■ **Goal of the exercise**: In the material below, the lines containing the word "模擬廃液" are required; copy each of them.
>> start Dataset content
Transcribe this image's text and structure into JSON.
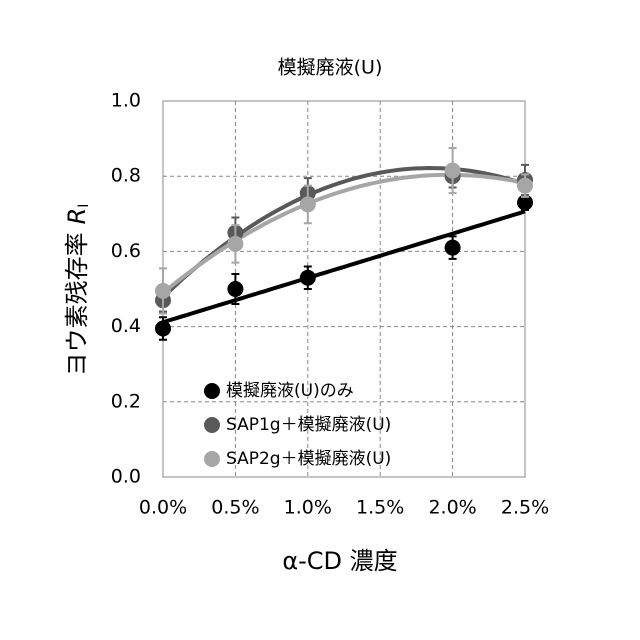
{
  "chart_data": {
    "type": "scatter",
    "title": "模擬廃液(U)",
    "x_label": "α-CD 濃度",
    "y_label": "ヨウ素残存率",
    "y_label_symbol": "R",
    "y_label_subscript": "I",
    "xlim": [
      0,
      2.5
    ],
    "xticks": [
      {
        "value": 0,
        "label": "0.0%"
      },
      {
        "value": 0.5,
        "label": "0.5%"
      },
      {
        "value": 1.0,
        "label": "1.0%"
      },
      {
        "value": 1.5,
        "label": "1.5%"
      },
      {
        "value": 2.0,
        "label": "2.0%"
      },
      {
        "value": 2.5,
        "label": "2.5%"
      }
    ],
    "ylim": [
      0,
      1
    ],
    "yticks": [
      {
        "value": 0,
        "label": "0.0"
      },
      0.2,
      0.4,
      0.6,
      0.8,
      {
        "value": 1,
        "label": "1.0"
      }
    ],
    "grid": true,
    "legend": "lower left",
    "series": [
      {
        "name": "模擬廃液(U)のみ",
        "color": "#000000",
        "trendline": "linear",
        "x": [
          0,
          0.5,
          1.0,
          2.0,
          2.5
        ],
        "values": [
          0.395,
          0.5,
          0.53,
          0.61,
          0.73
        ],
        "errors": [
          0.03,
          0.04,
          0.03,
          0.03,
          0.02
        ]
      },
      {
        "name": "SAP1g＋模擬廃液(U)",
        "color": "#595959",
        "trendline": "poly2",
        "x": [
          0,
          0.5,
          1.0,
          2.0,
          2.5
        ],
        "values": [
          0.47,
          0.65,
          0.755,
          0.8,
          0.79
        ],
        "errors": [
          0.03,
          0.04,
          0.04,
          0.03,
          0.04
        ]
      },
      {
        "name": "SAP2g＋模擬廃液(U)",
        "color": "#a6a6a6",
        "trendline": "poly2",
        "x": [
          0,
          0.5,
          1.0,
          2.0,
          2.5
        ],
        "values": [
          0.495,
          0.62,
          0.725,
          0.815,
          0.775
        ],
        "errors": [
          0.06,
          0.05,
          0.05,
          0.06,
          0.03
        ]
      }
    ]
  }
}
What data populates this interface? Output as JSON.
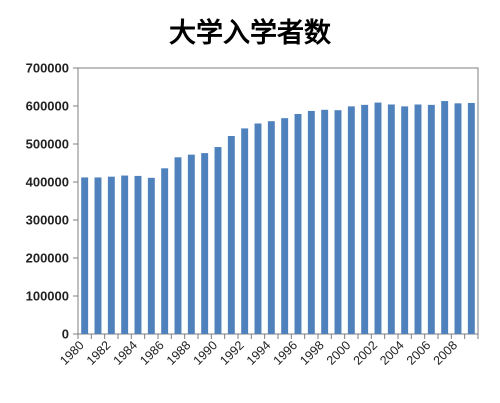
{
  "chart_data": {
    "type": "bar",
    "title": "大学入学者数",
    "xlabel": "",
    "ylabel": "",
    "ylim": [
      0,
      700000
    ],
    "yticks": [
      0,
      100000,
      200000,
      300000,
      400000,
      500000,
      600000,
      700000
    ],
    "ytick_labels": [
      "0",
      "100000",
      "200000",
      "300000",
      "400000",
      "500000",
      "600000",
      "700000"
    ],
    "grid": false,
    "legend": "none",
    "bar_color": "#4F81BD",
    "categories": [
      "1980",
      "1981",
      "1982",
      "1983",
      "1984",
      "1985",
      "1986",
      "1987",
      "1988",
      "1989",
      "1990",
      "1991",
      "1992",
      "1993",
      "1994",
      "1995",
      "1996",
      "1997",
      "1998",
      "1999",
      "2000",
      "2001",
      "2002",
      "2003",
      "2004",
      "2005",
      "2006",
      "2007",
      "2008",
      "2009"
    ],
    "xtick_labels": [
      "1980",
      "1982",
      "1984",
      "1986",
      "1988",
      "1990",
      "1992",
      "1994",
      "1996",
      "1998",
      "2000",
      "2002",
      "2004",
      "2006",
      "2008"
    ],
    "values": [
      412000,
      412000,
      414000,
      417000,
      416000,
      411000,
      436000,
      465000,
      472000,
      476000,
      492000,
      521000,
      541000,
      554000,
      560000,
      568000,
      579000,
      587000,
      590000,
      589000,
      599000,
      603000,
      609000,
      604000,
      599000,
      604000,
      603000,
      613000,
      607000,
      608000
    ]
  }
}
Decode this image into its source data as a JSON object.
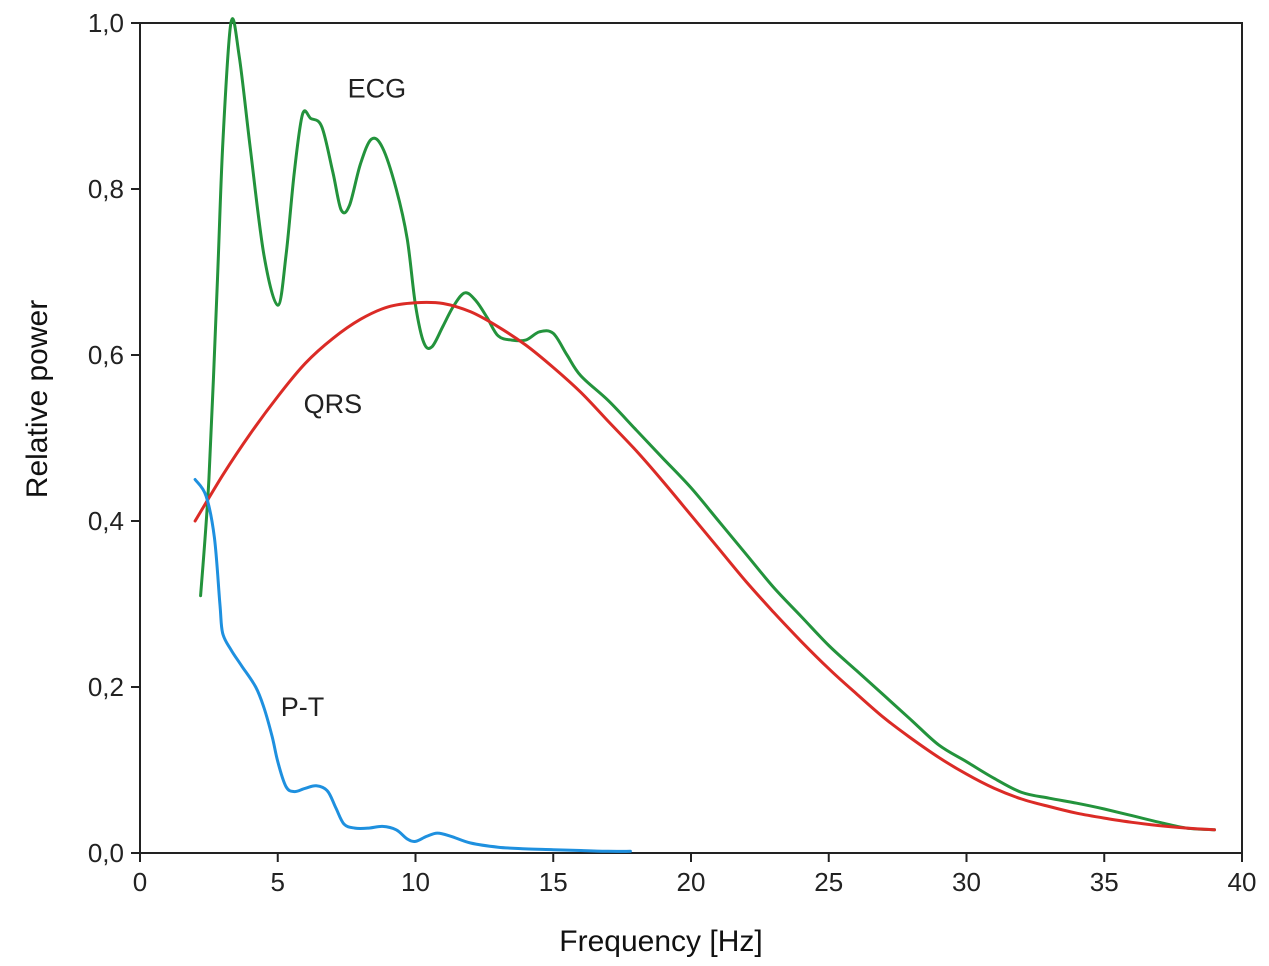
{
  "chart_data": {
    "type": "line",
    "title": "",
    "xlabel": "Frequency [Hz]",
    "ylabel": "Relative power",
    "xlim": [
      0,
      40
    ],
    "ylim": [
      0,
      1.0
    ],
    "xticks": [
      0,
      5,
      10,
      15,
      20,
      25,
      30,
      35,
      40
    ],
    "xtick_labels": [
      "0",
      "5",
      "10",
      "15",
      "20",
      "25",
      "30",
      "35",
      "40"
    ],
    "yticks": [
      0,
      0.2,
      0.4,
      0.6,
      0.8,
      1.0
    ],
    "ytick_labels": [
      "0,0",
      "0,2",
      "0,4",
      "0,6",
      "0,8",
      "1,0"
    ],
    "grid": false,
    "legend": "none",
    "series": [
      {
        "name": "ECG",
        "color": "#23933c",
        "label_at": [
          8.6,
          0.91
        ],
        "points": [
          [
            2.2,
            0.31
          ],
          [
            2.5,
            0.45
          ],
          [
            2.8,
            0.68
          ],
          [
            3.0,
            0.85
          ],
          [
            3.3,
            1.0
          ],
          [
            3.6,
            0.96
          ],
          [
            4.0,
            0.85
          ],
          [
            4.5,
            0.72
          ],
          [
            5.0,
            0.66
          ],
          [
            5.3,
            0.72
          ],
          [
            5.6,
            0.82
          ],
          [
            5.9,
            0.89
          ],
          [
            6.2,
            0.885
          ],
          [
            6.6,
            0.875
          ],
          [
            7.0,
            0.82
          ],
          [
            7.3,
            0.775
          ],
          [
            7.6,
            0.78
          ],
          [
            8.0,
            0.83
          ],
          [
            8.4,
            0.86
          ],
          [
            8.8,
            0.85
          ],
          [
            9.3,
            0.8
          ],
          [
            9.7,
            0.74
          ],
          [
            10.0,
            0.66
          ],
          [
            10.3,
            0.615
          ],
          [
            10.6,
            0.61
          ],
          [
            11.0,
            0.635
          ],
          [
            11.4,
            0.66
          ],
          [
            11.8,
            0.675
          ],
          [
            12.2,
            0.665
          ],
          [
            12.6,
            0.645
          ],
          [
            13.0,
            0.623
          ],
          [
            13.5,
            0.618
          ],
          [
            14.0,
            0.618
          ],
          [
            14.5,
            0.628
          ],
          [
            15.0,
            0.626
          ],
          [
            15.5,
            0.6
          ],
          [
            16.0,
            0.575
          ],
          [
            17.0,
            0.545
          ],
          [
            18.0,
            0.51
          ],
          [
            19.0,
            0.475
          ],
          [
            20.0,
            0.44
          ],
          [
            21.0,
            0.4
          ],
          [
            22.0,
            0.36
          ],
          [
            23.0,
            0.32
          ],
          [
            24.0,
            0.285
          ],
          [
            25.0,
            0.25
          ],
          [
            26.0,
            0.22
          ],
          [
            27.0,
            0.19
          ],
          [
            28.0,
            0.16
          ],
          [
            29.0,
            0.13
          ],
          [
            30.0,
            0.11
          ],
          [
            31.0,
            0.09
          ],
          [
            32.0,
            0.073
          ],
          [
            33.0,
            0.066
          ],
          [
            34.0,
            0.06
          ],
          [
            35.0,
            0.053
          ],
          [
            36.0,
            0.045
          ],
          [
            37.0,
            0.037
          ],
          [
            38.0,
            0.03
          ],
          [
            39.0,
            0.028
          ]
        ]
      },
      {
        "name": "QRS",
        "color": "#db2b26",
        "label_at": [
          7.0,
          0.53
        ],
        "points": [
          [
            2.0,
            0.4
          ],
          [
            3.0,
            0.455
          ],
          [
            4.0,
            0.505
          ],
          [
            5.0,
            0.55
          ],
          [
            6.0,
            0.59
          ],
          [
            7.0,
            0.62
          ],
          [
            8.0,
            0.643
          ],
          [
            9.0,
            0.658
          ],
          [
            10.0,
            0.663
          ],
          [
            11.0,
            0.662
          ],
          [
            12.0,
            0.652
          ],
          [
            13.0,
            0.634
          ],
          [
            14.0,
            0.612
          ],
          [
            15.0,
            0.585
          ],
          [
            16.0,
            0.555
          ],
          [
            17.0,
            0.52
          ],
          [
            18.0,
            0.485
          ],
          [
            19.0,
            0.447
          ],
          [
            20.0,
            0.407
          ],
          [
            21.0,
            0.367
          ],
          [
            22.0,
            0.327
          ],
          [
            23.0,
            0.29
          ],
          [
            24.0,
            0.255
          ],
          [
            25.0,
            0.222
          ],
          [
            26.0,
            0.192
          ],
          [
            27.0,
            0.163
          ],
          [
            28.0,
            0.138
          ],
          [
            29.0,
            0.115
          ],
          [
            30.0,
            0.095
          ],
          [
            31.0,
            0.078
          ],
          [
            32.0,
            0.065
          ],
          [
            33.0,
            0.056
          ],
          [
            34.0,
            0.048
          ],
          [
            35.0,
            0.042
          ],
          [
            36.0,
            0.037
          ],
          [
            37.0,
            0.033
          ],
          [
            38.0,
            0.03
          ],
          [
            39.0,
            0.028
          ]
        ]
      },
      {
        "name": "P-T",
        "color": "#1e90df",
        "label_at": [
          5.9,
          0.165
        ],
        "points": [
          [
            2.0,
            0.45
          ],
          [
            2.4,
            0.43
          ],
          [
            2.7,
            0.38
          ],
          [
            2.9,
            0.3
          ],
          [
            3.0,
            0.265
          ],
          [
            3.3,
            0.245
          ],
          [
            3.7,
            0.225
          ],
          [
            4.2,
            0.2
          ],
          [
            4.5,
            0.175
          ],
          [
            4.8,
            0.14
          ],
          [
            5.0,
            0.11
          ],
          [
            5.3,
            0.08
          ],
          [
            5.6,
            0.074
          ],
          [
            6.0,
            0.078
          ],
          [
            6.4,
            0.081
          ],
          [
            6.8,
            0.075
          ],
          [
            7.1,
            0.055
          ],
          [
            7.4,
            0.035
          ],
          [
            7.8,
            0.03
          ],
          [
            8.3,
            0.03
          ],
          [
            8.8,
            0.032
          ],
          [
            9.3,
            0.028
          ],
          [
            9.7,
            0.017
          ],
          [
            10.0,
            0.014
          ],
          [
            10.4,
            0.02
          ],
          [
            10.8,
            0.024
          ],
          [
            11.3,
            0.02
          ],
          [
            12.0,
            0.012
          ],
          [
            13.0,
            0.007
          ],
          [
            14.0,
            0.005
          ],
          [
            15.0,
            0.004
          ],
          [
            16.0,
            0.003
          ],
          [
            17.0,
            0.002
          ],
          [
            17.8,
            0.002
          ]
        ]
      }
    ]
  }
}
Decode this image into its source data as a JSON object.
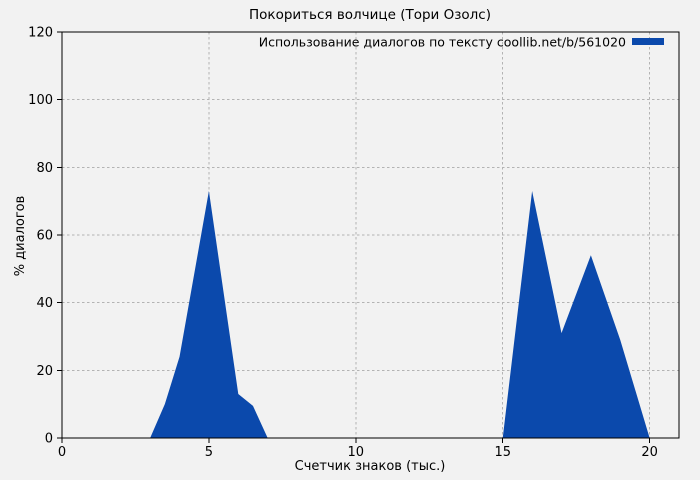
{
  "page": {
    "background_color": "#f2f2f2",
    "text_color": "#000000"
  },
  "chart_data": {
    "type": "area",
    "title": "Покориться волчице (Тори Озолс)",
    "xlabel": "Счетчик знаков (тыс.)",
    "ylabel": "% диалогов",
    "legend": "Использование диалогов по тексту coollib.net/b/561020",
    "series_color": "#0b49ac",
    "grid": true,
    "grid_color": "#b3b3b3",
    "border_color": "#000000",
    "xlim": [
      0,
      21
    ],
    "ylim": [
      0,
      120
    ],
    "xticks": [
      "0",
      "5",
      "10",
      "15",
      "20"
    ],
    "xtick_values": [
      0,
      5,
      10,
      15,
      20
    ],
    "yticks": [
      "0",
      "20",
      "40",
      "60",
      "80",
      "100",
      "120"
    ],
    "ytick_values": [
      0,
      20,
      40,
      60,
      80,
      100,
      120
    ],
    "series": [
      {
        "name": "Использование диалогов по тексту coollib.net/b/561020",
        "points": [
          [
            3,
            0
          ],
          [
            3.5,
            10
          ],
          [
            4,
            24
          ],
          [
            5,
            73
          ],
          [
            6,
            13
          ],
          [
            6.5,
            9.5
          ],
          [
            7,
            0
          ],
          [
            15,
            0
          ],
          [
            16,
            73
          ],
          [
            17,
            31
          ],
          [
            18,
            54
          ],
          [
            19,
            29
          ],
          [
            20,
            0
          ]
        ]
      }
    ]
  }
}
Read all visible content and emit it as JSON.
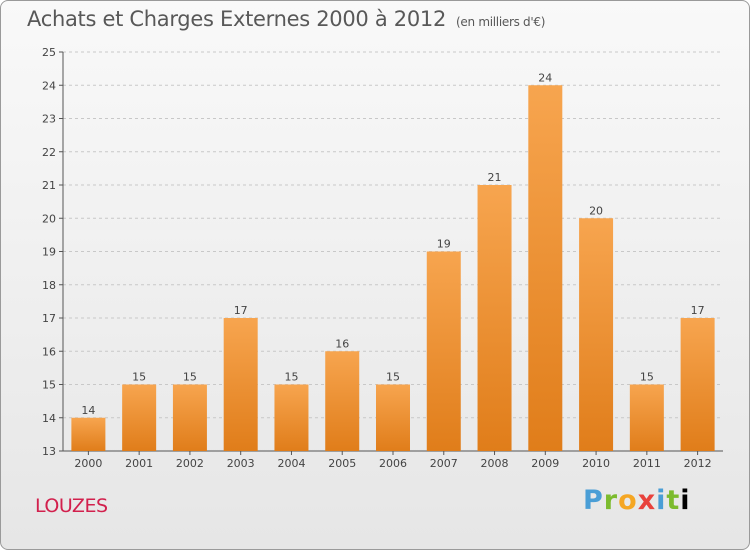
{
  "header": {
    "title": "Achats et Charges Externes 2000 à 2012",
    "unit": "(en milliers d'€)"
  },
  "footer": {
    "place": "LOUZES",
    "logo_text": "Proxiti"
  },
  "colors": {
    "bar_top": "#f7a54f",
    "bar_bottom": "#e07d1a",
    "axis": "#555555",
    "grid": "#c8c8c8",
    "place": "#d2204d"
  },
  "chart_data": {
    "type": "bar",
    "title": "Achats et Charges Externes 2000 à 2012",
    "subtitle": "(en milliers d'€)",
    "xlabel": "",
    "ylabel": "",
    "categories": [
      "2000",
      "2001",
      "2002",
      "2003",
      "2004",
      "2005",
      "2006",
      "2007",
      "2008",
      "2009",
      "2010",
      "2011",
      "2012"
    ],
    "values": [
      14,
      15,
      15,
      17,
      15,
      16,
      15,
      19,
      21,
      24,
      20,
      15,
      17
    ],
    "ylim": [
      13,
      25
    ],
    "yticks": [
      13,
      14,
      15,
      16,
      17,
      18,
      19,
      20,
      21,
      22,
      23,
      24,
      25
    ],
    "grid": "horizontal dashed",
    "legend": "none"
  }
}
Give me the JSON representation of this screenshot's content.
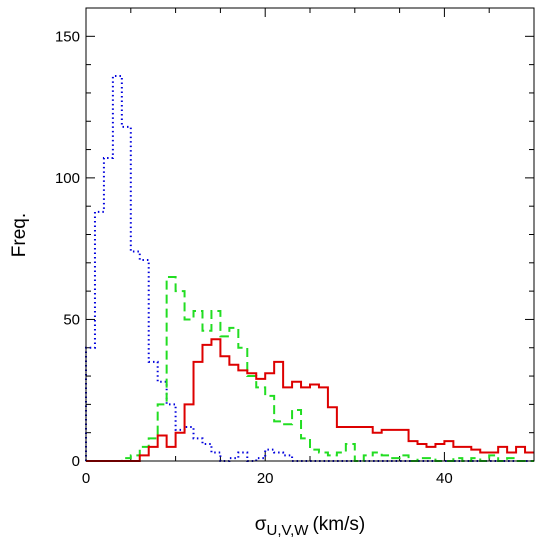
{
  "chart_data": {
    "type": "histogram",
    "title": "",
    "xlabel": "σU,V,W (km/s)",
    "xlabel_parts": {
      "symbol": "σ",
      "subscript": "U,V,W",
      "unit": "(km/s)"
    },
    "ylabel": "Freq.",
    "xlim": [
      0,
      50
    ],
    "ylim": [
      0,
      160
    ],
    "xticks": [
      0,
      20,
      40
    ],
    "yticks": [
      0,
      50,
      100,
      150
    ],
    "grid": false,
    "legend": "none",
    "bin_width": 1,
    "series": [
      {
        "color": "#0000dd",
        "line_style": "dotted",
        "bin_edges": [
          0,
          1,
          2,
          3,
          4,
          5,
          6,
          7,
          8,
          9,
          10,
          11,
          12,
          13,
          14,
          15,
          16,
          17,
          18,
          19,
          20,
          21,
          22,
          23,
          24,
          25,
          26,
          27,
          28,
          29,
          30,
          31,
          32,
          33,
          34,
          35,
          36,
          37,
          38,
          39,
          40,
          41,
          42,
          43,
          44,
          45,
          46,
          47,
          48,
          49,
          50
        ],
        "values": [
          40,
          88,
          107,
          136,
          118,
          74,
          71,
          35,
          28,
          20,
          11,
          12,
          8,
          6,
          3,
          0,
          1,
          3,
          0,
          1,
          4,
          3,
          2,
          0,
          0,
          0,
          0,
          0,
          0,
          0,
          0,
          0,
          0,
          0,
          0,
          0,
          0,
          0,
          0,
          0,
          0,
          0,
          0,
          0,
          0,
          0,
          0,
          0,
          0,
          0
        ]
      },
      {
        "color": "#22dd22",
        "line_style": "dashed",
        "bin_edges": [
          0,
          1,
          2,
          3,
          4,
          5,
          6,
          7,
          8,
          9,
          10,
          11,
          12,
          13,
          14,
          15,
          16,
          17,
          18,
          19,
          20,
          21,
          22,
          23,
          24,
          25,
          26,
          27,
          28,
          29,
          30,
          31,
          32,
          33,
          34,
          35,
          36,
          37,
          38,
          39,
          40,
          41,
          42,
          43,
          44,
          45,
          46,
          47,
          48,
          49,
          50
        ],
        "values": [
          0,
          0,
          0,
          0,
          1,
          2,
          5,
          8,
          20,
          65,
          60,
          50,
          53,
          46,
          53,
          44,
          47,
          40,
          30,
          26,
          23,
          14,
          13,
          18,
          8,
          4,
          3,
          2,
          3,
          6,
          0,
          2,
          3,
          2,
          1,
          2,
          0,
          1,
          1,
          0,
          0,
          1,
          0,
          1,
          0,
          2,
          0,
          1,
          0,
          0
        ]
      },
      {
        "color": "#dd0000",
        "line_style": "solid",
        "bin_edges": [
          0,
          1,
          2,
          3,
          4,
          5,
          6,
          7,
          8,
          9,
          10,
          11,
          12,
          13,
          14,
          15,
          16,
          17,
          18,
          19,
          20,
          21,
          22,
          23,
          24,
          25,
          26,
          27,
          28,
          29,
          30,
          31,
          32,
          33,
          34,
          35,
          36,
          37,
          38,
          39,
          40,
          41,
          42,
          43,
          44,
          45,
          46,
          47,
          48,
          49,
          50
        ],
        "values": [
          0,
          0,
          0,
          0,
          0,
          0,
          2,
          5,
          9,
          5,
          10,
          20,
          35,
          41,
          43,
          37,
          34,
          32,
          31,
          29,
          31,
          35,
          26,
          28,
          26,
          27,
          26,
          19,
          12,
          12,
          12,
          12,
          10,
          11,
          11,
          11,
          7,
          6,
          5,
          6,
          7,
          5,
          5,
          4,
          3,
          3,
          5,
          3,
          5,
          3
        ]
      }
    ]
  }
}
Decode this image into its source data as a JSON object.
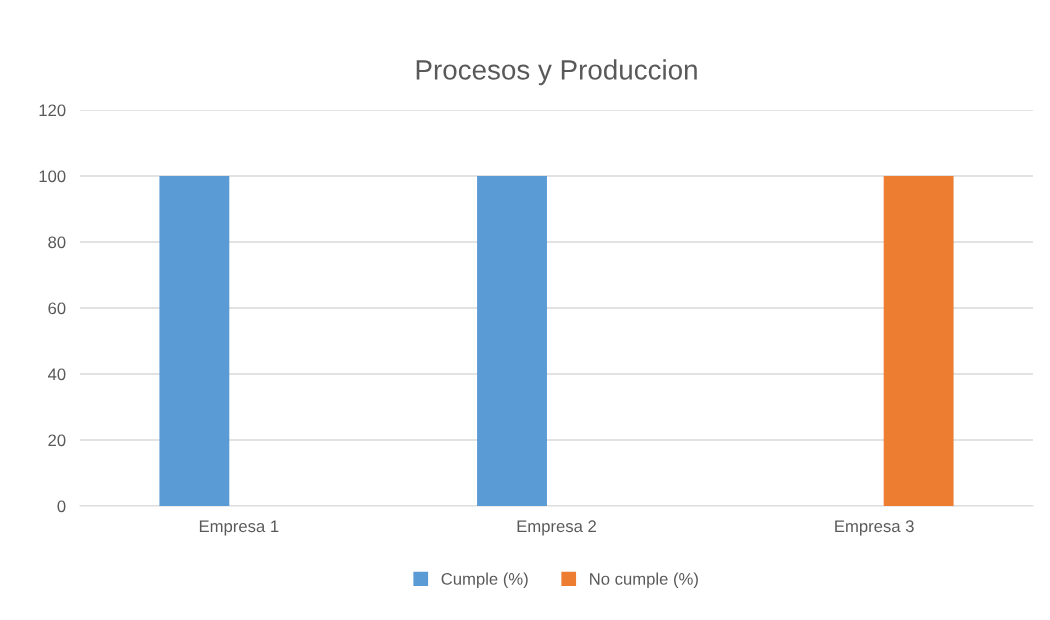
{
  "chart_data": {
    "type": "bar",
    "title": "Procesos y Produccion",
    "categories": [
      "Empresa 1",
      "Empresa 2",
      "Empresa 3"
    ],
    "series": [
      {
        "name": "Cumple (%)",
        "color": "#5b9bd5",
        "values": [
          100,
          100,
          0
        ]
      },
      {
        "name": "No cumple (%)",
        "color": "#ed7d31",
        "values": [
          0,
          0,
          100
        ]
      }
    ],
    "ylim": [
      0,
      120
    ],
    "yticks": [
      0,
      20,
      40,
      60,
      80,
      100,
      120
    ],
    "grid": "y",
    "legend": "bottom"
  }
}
>> end Dataset content
■ **Solution to this exercise**:
    "title": "模擬廃液(U)",
        "name": "模擬廃液(U)のみ",
        "name": "SAP1g＋模擬廃液(U)",
        "name": "SAP2g＋模擬廃液(U)",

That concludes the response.